# start of Information supplied
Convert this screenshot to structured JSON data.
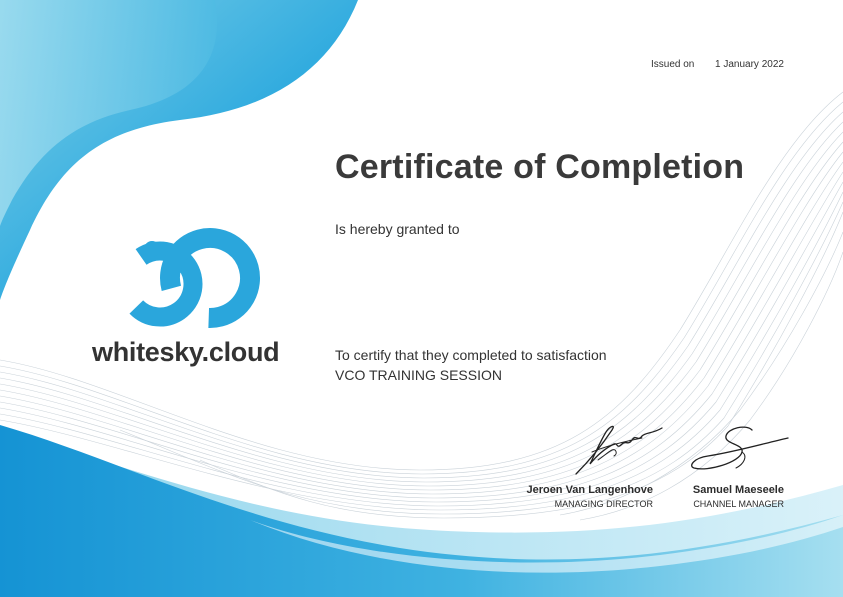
{
  "issued": {
    "label": "Issued on",
    "date": "1 January 2022"
  },
  "certificate": {
    "title": "Certificate of Completion",
    "granted_line": "Is hereby granted to",
    "certify_line": "To certify that they completed to satisfaction",
    "course": "VCO TRAINING SESSION"
  },
  "brand": {
    "name": "whitesky.cloud",
    "logo_icon": "whitesky-logo-icon",
    "color": "#2aa6dc"
  },
  "signers": [
    {
      "name": "Jeroen Van Langenhove",
      "role": "MANAGING DIRECTOR"
    },
    {
      "name": "Samuel Maeseele",
      "role": "CHANNEL MANAGER"
    }
  ],
  "colors": {
    "wave_dark": "#1a9fd8",
    "wave_light": "#8fd6ea",
    "text": "#333333"
  }
}
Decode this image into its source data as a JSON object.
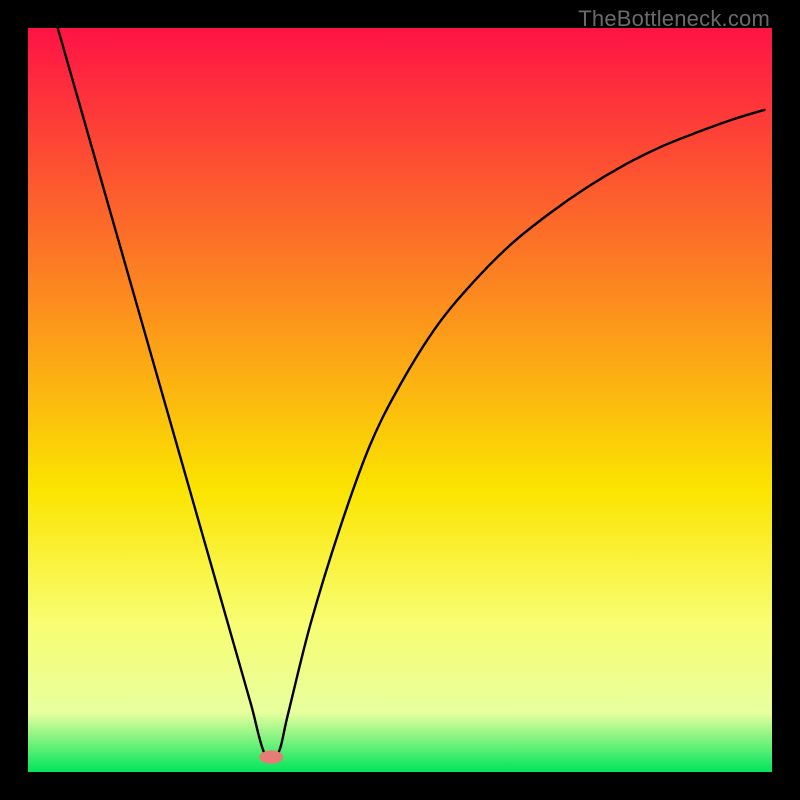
{
  "watermark": "TheBottleneck.com",
  "chart_data": {
    "type": "line",
    "title": "",
    "xlabel": "",
    "ylabel": "",
    "xlim": [
      0,
      100
    ],
    "ylim": [
      0,
      100
    ],
    "grid": false,
    "series": [
      {
        "name": "curve",
        "x": [
          4,
          6,
          8,
          10,
          12,
          14,
          16,
          18,
          20,
          22,
          24,
          26,
          28,
          30,
          31.8,
          33.6,
          35,
          38,
          42,
          46,
          50,
          55,
          60,
          65,
          70,
          75,
          80,
          85,
          90,
          95,
          99
        ],
        "y": [
          100,
          93,
          86,
          79,
          72,
          65,
          58,
          51,
          44,
          37,
          30,
          23,
          16,
          9,
          2.5,
          2.5,
          8,
          20,
          33,
          44,
          52,
          60,
          66,
          71,
          75,
          78.5,
          81.5,
          84,
          86,
          87.8,
          89
        ]
      }
    ],
    "colors": {
      "gradient_top": "#fe1345",
      "gradient_mid1": "#fc8a1f",
      "gradient_mid2": "#fbe400",
      "gradient_mid3": "#f8fe72",
      "gradient_bottom": "#00e55b",
      "curve": "#000000",
      "marker": "#e77b76"
    },
    "marker": {
      "x": 32.7,
      "y": 2.0,
      "rx": 1.6,
      "ry": 0.9
    }
  }
}
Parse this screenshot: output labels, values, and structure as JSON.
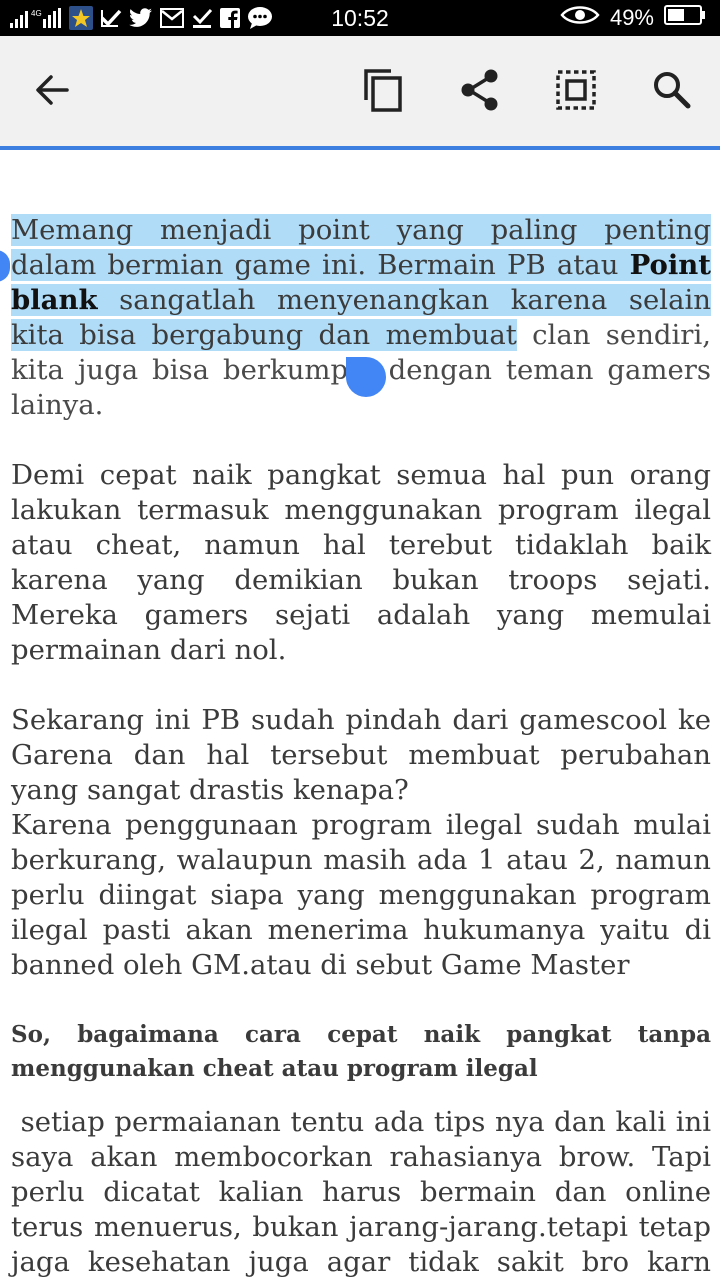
{
  "status_bar": {
    "network": "4G",
    "time": "10:52",
    "battery": "49%",
    "icons": [
      "signal-icon",
      "app-icon",
      "check-icon",
      "twitter-icon",
      "gmail-icon",
      "download-icon",
      "facebook-icon",
      "chat-icon",
      "eye-icon",
      "battery-icon"
    ]
  },
  "toolbar": {
    "icons": [
      "back-arrow-icon",
      "copy-icon",
      "share-icon",
      "select-all-icon",
      "search-icon"
    ]
  },
  "colors": {
    "selection": "#b0dcf7",
    "handle": "#4285f4",
    "accent_line": "#3d7fe0"
  },
  "article": {
    "p1_sel_a": "Memang menjadi point yang paling penting dalam bermian game ini. Bermain PB atau ",
    "p1_sel_bold": "Point blank",
    "p1_sel_b": " sangatlah menyenangkan karena selain kita bisa bergabung dan membuat",
    "p1_rest": " clan sendiri, kita juga bisa berkumpul dengan teman gamers lainya.",
    "p2": "Demi cepat naik pangkat semua hal pun orang lakukan termasuk menggunakan program ilegal atau cheat, namun hal terebut tidaklah baik karena yang demikian bukan troops sejati. Mereka gamers sejati adalah yang memulai permainan dari nol.",
    "p3": "Sekarang ini PB sudah pindah dari gamescool ke Garena dan hal tersebut membuat perubahan yang sangat drastis kenapa?",
    "p4": "Karena penggunaan program ilegal sudah mulai berkurang, walaupun masih ada 1 atau 2, namun perlu diingat siapa yang menggunakan program ilegal pasti akan menerima hukumanya yaitu di banned oleh GM.atau di sebut Game Master",
    "heading": "So, bagaimana cara cepat naik pangkat tanpa menggunakan cheat atau program ilegal",
    "p5": " setiap permaianan tentu ada tips nya dan kali ini saya akan membocorkan rahasianya brow. Tapi perlu dicatat kalian harus bermain dan online terus menuerus, bukan jarang-jarang.tetapi tetap jaga kesehatan juga agar tidak sakit bro karn akesehatan lebih dari segalanya"
  }
}
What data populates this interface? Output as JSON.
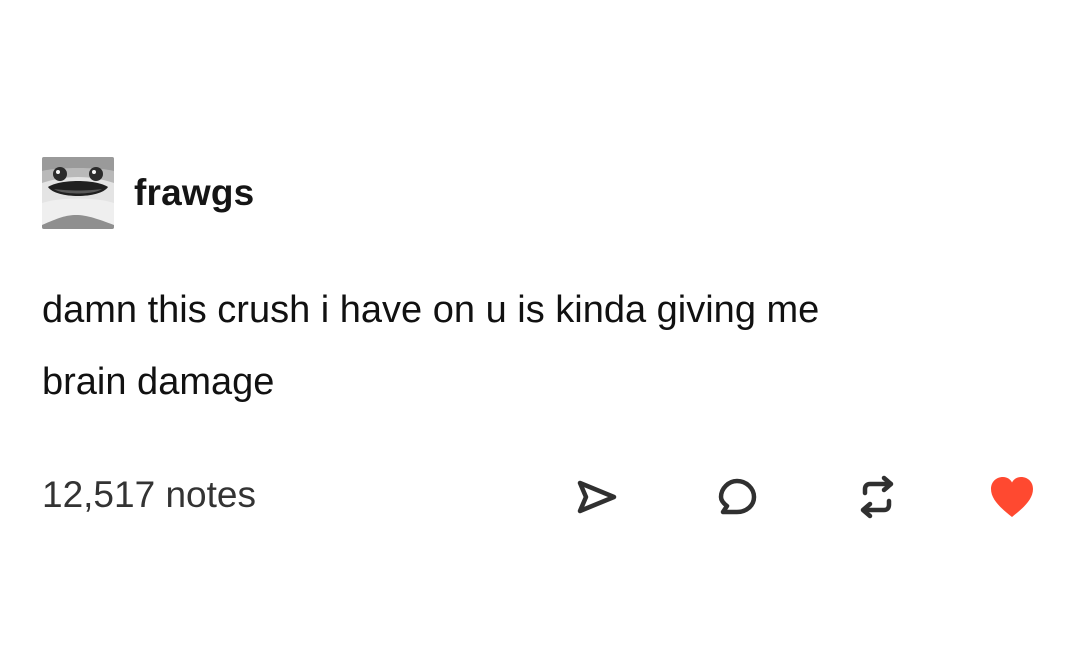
{
  "post": {
    "username": "frawgs",
    "text_line1": "damn this crush i have on u is kinda giving me",
    "text_line2": "brain damage",
    "notes": "12,517 notes"
  },
  "icons": {
    "share": "share-icon",
    "reply": "reply-icon",
    "reblog": "reblog-icon",
    "like": "heart-icon"
  },
  "colors": {
    "text": "#111111",
    "icon": "#303030",
    "like": "#ff4930"
  }
}
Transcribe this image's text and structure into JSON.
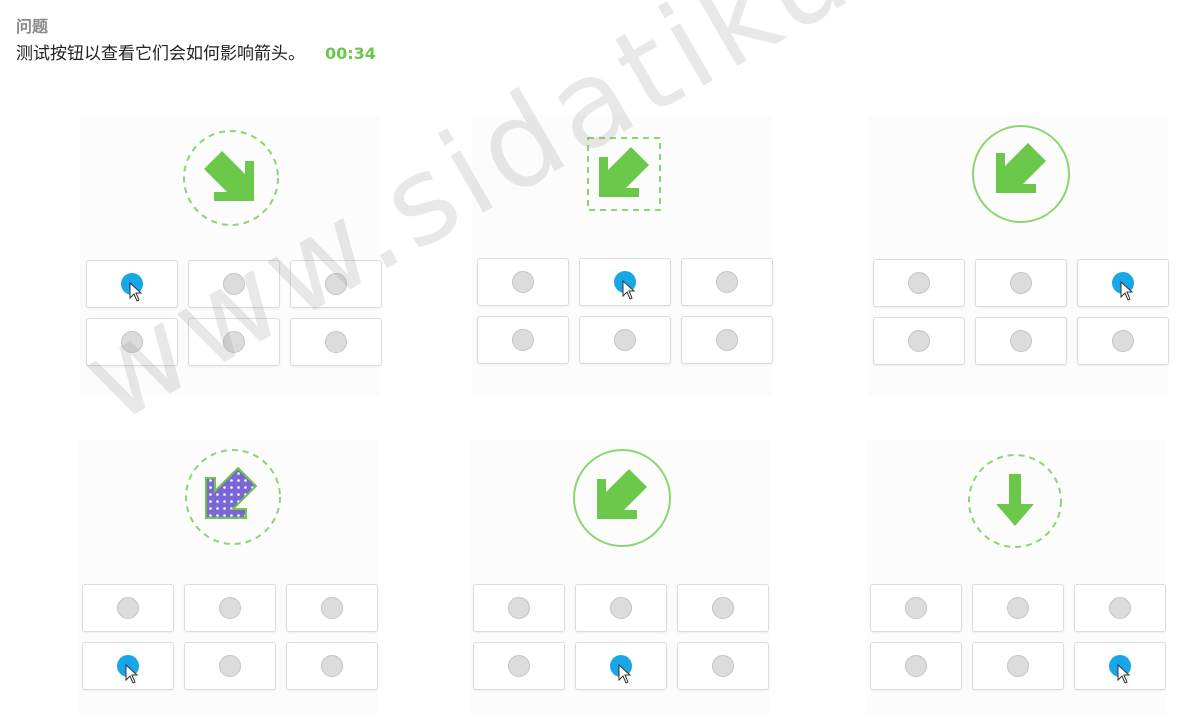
{
  "question": {
    "title": "问题",
    "text": "测试按钮以查看它们会如何影响箭头。",
    "timer": "00:34"
  },
  "colors": {
    "arrow_green": "#6cc84a",
    "active_dot": "#17a7e6",
    "inactive_dot": "#dcdcdc",
    "purple_arrow": "#7b66d6"
  },
  "panels": [
    {
      "arrow": "arrow-down-right-icon",
      "frame": "dashed-circle",
      "active_button": 1
    },
    {
      "arrow": "arrow-down-left-icon",
      "frame": "dashed-square",
      "active_button": 2
    },
    {
      "arrow": "arrow-down-left-icon",
      "frame": "solid-circle",
      "active_button": 3
    },
    {
      "arrow": "arrow-down-left-dotted-purple-icon",
      "frame": "dashed-circle",
      "active_button": 4
    },
    {
      "arrow": "arrow-down-left-icon",
      "frame": "solid-circle",
      "active_button": 5
    },
    {
      "arrow": "arrow-down-icon",
      "frame": "dashed-circle",
      "active_button": 6
    }
  ],
  "watermark": "www.sidatiku.com"
}
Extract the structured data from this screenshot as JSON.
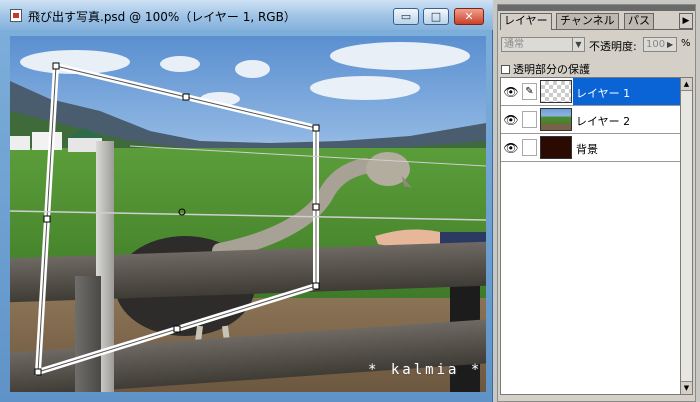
{
  "window": {
    "title": "飛び出す写真.psd @ 100%（レイヤー 1, RGB）",
    "min_glyph": "▭",
    "max_glyph": "□",
    "close_glyph": "✕",
    "icon": "psd-document-icon"
  },
  "canvas": {
    "watermark": "* kalmia *"
  },
  "palette": {
    "tabs": [
      "レイヤー",
      "チャンネル",
      "パス"
    ],
    "active_tab": "レイヤー",
    "menu_arrow": "▶",
    "blend_mode": "通常",
    "opacity_label": "不透明度:",
    "opacity_value": "100",
    "opacity_unit": "%",
    "lock_label": "透明部分の保護",
    "layers": [
      {
        "name": "レイヤー 1",
        "visible": true,
        "selected": true,
        "thumb": "transparent",
        "link": "brush-icon"
      },
      {
        "name": "レイヤー 2",
        "visible": true,
        "selected": false,
        "thumb": "photo"
      },
      {
        "name": "背景",
        "visible": true,
        "selected": false,
        "thumb": "dark"
      }
    ]
  },
  "colors": {
    "selection": "#0a64d6",
    "titlebar": "#9ec3e6",
    "close_button": "#c8412a"
  }
}
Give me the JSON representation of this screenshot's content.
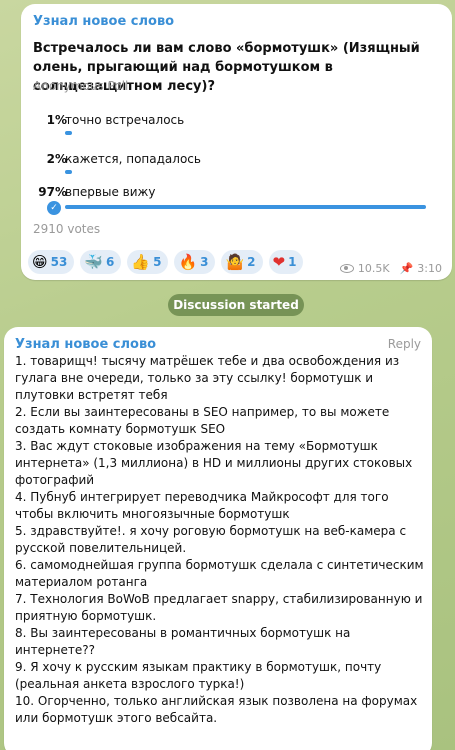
# end of Information supplied
What to do
Only the number is wanted: how many lines in the entries above contain the string "screenshot"?

Solution to this problem
4